• [What needs to be done]: Identify the lines that include the word "siyang", then copy all of them.

• [Data rows]:
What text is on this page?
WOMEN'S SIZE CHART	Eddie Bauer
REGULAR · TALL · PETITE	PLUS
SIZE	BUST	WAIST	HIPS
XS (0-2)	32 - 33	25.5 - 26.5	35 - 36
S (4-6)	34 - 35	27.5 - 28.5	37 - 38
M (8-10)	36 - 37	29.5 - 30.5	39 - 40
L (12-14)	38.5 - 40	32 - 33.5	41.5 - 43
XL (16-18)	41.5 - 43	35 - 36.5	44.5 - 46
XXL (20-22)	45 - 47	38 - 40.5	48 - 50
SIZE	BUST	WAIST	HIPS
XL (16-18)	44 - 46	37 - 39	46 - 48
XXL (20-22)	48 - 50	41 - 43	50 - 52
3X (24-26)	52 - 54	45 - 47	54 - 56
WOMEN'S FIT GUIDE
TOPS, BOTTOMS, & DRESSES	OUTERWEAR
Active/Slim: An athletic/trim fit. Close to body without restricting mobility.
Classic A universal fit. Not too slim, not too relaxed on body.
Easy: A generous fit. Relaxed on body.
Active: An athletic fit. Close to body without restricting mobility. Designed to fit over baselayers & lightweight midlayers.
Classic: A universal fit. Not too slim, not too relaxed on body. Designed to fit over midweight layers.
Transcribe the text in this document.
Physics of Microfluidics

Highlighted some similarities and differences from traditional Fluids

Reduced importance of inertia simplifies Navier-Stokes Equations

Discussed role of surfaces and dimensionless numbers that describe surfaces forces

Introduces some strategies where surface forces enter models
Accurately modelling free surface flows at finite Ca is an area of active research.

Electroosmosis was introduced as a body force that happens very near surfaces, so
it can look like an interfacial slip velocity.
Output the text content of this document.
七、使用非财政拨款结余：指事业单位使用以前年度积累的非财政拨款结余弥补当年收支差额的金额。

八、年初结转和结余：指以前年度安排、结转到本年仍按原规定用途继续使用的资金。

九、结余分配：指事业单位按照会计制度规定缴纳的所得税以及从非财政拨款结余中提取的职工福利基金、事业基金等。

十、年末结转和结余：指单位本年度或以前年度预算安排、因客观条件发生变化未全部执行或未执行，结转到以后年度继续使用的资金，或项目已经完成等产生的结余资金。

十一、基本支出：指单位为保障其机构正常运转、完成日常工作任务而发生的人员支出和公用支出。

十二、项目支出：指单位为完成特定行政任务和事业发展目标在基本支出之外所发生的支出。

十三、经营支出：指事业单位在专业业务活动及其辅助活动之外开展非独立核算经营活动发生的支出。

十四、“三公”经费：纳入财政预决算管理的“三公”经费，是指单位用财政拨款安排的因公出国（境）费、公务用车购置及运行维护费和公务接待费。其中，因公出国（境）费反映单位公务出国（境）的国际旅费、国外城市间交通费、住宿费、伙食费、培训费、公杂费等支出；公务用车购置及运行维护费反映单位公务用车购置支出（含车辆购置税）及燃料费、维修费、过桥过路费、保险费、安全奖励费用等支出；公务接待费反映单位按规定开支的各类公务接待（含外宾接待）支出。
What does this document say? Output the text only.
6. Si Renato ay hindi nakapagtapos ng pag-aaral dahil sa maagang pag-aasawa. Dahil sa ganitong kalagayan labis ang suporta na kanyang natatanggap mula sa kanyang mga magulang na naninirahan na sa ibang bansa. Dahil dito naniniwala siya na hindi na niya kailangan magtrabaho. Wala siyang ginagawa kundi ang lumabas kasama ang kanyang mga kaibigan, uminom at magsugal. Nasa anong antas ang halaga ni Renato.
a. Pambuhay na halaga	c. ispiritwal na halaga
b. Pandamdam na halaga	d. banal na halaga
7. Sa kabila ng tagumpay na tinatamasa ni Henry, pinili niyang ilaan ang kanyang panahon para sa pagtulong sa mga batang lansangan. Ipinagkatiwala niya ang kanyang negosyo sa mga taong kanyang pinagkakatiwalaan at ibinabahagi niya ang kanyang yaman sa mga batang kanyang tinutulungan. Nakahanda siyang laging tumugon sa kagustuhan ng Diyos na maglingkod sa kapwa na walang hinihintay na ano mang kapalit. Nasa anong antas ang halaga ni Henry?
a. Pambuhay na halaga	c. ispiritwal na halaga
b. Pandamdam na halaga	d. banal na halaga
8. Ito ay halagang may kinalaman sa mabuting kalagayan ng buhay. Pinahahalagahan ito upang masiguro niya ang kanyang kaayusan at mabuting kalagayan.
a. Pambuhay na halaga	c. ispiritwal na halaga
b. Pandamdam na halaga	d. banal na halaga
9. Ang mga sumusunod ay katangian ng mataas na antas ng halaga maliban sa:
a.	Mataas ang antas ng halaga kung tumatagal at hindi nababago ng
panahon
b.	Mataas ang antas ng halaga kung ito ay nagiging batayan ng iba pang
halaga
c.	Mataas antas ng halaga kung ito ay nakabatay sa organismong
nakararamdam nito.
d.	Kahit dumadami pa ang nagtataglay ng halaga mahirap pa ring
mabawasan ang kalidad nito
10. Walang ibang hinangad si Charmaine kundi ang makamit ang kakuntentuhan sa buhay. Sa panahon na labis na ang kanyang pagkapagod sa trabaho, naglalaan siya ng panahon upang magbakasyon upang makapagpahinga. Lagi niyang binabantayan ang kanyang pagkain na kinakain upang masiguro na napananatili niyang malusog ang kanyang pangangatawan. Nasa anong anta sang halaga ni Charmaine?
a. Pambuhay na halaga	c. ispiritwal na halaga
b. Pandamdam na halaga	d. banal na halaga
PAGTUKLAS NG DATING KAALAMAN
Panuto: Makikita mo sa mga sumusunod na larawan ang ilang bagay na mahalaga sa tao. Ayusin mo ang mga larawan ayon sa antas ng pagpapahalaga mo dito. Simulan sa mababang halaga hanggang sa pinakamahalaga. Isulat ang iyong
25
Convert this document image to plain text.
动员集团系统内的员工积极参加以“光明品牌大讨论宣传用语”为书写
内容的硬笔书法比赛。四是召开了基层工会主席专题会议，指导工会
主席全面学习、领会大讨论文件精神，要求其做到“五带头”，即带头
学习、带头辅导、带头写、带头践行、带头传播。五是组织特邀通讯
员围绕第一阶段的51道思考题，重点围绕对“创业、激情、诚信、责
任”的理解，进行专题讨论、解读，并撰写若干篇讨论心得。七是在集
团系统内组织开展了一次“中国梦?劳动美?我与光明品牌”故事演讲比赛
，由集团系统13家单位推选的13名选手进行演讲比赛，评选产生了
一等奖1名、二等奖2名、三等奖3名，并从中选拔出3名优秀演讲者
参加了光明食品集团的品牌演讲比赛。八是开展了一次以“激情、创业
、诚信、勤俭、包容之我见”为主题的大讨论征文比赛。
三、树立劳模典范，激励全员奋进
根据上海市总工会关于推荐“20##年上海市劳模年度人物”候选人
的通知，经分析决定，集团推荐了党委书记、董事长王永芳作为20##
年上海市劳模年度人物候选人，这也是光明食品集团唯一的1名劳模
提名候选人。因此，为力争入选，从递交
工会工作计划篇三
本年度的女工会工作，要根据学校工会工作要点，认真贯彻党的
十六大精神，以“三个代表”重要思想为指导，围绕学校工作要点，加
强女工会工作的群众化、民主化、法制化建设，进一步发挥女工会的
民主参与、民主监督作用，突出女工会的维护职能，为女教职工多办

• [Written answer]:
6. Si Renato ay hindi nakapagtapos ng pag-aaral dahil sa maagang pag-aasawa. Dahil sa ganitong kalagayan labis ang suporta na kanyang natatanggap mula sa kanyang mga magulang na naninirahan na sa ibang bansa. Dahil dito naniniwala siya na hindi na niya kailangan magtrabaho. Wala siyang ginagawa kundi ang lumabas kasama ang kanyang mga kaibigan, uminom at magsugal. Nasa anong antas ang halaga ni Renato.
7. Sa kabila ng tagumpay na tinatamasa ni Henry, pinili niyang ilaan ang kanyang panahon para sa pagtulong sa mga batang lansangan. Ipinagkatiwala niya ang kanyang negosyo sa mga taong kanyang pinagkakatiwalaan at ibinabahagi niya ang kanyang yaman sa mga batang kanyang tinutulungan. Nakahanda siyang laging tumugon sa kagustuhan ng Diyos na maglingkod sa kapwa na walang hinihintay na ano mang kapalit. Nasa anong antas ang halaga ni Henry?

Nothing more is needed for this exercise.